[Saved entries]
** BEGIN **

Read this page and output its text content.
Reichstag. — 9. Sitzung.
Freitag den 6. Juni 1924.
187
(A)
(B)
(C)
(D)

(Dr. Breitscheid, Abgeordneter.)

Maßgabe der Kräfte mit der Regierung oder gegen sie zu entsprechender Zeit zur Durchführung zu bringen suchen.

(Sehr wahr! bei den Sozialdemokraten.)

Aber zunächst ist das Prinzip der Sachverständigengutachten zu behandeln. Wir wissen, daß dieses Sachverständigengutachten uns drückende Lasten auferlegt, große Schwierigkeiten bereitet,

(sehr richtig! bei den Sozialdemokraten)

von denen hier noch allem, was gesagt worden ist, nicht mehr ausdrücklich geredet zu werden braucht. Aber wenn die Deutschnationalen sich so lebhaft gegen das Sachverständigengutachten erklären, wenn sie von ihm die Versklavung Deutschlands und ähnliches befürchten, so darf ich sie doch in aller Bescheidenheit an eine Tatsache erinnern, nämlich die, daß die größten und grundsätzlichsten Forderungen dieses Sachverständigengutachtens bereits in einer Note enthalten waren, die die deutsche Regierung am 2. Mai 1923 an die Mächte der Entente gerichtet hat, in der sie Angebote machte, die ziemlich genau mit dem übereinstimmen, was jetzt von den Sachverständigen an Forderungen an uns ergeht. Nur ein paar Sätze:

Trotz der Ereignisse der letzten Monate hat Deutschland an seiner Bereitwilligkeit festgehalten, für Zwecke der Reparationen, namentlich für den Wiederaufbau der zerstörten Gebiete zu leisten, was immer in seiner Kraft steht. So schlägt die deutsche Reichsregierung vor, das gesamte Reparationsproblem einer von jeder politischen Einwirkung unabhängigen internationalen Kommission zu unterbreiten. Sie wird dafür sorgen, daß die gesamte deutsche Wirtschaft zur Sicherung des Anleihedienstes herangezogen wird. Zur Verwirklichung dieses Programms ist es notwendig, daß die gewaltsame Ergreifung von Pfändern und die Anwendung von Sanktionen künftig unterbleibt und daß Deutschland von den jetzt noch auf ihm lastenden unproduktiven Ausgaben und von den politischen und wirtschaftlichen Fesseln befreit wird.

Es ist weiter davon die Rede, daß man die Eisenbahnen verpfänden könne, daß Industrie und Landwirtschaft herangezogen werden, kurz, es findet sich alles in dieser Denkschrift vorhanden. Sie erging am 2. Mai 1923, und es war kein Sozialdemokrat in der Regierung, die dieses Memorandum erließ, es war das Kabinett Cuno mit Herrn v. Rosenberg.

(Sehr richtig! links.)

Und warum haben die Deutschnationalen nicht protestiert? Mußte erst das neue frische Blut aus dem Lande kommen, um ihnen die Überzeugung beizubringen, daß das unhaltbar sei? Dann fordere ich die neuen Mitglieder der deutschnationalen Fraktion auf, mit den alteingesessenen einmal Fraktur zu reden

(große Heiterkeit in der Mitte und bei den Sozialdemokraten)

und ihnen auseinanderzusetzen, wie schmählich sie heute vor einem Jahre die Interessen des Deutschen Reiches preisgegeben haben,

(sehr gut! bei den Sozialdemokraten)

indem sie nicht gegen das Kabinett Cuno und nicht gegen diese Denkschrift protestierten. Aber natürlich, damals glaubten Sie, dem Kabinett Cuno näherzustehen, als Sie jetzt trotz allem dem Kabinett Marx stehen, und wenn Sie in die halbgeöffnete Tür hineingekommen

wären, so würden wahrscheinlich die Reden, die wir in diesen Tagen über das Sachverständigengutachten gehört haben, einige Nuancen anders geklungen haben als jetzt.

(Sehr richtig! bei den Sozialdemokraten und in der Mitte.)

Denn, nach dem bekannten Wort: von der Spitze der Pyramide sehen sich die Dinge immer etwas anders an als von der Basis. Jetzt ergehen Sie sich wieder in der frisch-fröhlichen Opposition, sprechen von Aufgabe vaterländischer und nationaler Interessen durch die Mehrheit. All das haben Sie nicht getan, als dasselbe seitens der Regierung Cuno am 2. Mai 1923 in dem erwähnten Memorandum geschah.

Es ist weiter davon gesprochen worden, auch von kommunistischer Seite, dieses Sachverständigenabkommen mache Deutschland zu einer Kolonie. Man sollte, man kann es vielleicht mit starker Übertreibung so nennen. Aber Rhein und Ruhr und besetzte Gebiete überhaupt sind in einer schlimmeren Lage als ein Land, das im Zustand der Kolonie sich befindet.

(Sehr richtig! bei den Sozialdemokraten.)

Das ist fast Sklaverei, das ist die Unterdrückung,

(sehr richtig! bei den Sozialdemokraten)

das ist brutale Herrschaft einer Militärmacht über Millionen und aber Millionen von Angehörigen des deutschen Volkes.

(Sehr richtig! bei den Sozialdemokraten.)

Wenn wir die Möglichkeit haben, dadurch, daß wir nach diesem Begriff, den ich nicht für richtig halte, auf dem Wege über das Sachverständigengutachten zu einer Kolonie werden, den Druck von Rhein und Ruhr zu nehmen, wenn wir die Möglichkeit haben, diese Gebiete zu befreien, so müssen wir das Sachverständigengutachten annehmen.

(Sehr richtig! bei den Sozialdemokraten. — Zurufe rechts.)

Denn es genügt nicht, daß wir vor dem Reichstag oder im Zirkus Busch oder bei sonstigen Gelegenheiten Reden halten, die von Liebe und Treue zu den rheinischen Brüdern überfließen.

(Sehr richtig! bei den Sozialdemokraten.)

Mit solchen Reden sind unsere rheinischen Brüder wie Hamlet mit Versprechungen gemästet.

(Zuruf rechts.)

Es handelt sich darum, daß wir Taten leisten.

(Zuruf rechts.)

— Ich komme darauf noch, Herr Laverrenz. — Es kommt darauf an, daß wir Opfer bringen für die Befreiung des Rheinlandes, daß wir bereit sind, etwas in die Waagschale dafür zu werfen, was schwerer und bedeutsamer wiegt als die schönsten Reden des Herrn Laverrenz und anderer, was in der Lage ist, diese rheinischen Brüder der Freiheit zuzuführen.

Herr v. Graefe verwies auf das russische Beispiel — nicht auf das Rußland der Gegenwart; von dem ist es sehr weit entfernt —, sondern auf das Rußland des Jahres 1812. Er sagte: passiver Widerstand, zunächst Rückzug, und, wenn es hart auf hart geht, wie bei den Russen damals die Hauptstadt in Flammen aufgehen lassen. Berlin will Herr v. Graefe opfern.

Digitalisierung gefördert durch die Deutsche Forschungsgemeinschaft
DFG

** END **

- [What you are asked to do]: The records above should be repeated in full, exactly as given.

- [Completed task]:
Read this page and output its text content.
Reichstag. — 9. Sitzung.
Freitag den 6. Juni 1924.
187
(A)
(B)
(C)
(D)

(Dr. Breitscheid, Abgeordneter.)

Maßgabe der Kräfte mit der Regierung oder gegen sie zu entsprechender Zeit zur Durchführung zu bringen suchen.

(Sehr wahr! bei den Sozialdemokraten.)

Aber zunächst ist das Prinzip der Sachverständigengutachten zu behandeln. Wir wissen, daß dieses Sachverständigengutachten uns drückende Lasten auferlegt, große Schwierigkeiten bereitet,

(sehr richtig! bei den Sozialdemokraten)

von denen hier noch allem, was gesagt worden ist, nicht mehr ausdrücklich geredet zu werden braucht. Aber wenn die Deutschnationalen sich so lebhaft gegen das Sachverständigengutachten erklären, wenn sie von ihm die Versklavung Deutschlands und ähnliches befürchten, so darf ich sie doch in aller Bescheidenheit an eine Tatsache erinnern, nämlich die, daß die größten und grundsätzlichsten Forderungen dieses Sachverständigengutachtens bereits in einer Note enthalten waren, die die deutsche Regierung am 2. Mai 1923 an die Mächte der Entente gerichtet hat, in der sie Angebote machte, die ziemlich genau mit dem übereinstimmen, was jetzt von den Sachverständigen an Forderungen an uns ergeht. Nur ein paar Sätze:

Trotz der Ereignisse der letzten Monate hat Deutschland an seiner Bereitwilligkeit festgehalten, für Zwecke der Reparationen, namentlich für den Wiederaufbau der zerstörten Gebiete zu leisten, was immer in seiner Kraft steht. So schlägt die deutsche Reichsregierung vor, das gesamte Reparationsproblem einer von jeder politischen Einwirkung unabhängigen internationalen Kommission zu unterbreiten. Sie wird dafür sorgen, daß die gesamte deutsche Wirtschaft zur Sicherung des Anleihedienstes herangezogen wird. Zur Verwirklichung dieses Programms ist es notwendig, daß die gewaltsame Ergreifung von Pfändern und die Anwendung von Sanktionen künftig unterbleibt und daß Deutschland von den jetzt noch auf ihm lastenden unproduktiven Ausgaben und von den politischen und wirtschaftlichen Fesseln befreit wird.

Es ist weiter davon die Rede, daß man die Eisenbahnen verpfänden könne, daß Industrie und Landwirtschaft herangezogen werden, kurz, es findet sich alles in dieser Denkschrift vorhanden. Sie erging am 2. Mai 1923, und es war kein Sozialdemokrat in der Regierung, die dieses Memorandum erließ, es war das Kabinett Cuno mit Herrn v. Rosenberg.

(Sehr richtig! links.)

Und warum haben die Deutschnationalen nicht protestiert? Mußte erst das neue frische Blut aus dem Lande kommen, um ihnen die Überzeugung beizubringen, daß das unhaltbar sei? Dann fordere ich die neuen Mitglieder der deutschnationalen Fraktion auf, mit den alteingesessenen einmal Fraktur zu reden

(große Heiterkeit in der Mitte und bei den Sozialdemokraten)

und ihnen auseinanderzusetzen, wie schmählich sie heute vor einem Jahre die Interessen des Deutschen Reiches preisgegeben haben,

(sehr gut! bei den Sozialdemokraten)

indem sie nicht gegen das Kabinett Cuno und nicht gegen diese Denkschrift protestierten. Aber natürlich, damals glaubten Sie, dem Kabinett Cuno näherzustehen, als Sie jetzt trotz allem dem Kabinett Marx stehen, und wenn Sie in die halbgeöffnete Tür hineingekommen

wären, so würden wahrscheinlich die Reden, die wir in diesen Tagen über das Sachverständigengutachten gehört haben, einige Nuancen anders geklungen haben als jetzt.

(Sehr richtig! bei den Sozialdemokraten und in der Mitte.)

Denn, nach dem bekannten Wort: von der Spitze der Pyramide sehen sich die Dinge immer etwas anders an als von der Basis. Jetzt ergehen Sie sich wieder in der frisch-fröhlichen Opposition, sprechen von Aufgabe vaterländischer und nationaler Interessen durch die Mehrheit. All das haben Sie nicht getan, als dasselbe seitens der Regierung Cuno am 2. Mai 1923 in dem erwähnten Memorandum geschah.

Es ist weiter davon gesprochen worden, auch von kommunistischer Seite, dieses Sachverständigenabkommen mache Deutschland zu einer Kolonie. Man sollte, man kann es vielleicht mit starker Übertreibung so nennen. Aber Rhein und Ruhr und besetzte Gebiete überhaupt sind in einer schlimmeren Lage als ein Land, das im Zustand der Kolonie sich befindet.

(Sehr richtig! bei den Sozialdemokraten.)

Das ist fast Sklaverei, das ist die Unterdrückung,

(sehr richtig! bei den Sozialdemokraten)

das ist brutale Herrschaft einer Militärmacht über Millionen und aber Millionen von Angehörigen des deutschen Volkes.

(Sehr richtig! bei den Sozialdemokraten.)

Wenn wir die Möglichkeit haben, dadurch, daß wir nach diesem Begriff, den ich nicht für richtig halte, auf dem Wege über das Sachverständigengutachten zu einer Kolonie werden, den Druck von Rhein und Ruhr zu nehmen, wenn wir die Möglichkeit haben, diese Gebiete zu befreien, so müssen wir das Sachverständigengutachten annehmen.

(Sehr richtig! bei den Sozialdemokraten. — Zurufe rechts.)

Denn es genügt nicht, daß wir vor dem Reichstag oder im Zirkus Busch oder bei sonstigen Gelegenheiten Reden halten, die von Liebe und Treue zu den rheinischen Brüdern überfließen.

(Sehr richtig! bei den Sozialdemokraten.)

Mit solchen Reden sind unsere rheinischen Brüder wie Hamlet mit Versprechungen gemästet.

(Zuruf rechts.)

Es handelt sich darum, daß wir Taten leisten.

(Zuruf rechts.)

— Ich komme darauf noch, Herr Laverrenz. — Es kommt darauf an, daß wir Opfer bringen für die Befreiung des Rheinlandes, daß wir bereit sind, etwas in die Waagschale dafür zu werfen, was schwerer und bedeutsamer wiegt als die schönsten Reden des Herrn Laverrenz und anderer, was in der Lage ist, diese rheinischen Brüder der Freiheit zuzuführen.

Herr v. Graefe verwies auf das russische Beispiel — nicht auf das Rußland der Gegenwart; von dem ist es sehr weit entfernt —, sondern auf das Rußland des Jahres 1812. Er sagte: passiver Widerstand, zunächst Rückzug, und, wenn es hart auf hart geht, wie bei den Russen damals die Hauptstadt in Flammen aufgehen lassen. Berlin will Herr v. Graefe opfern.

Digitalisierung gefördert durch die Deutsche Forschungsgemeinschaft
DFG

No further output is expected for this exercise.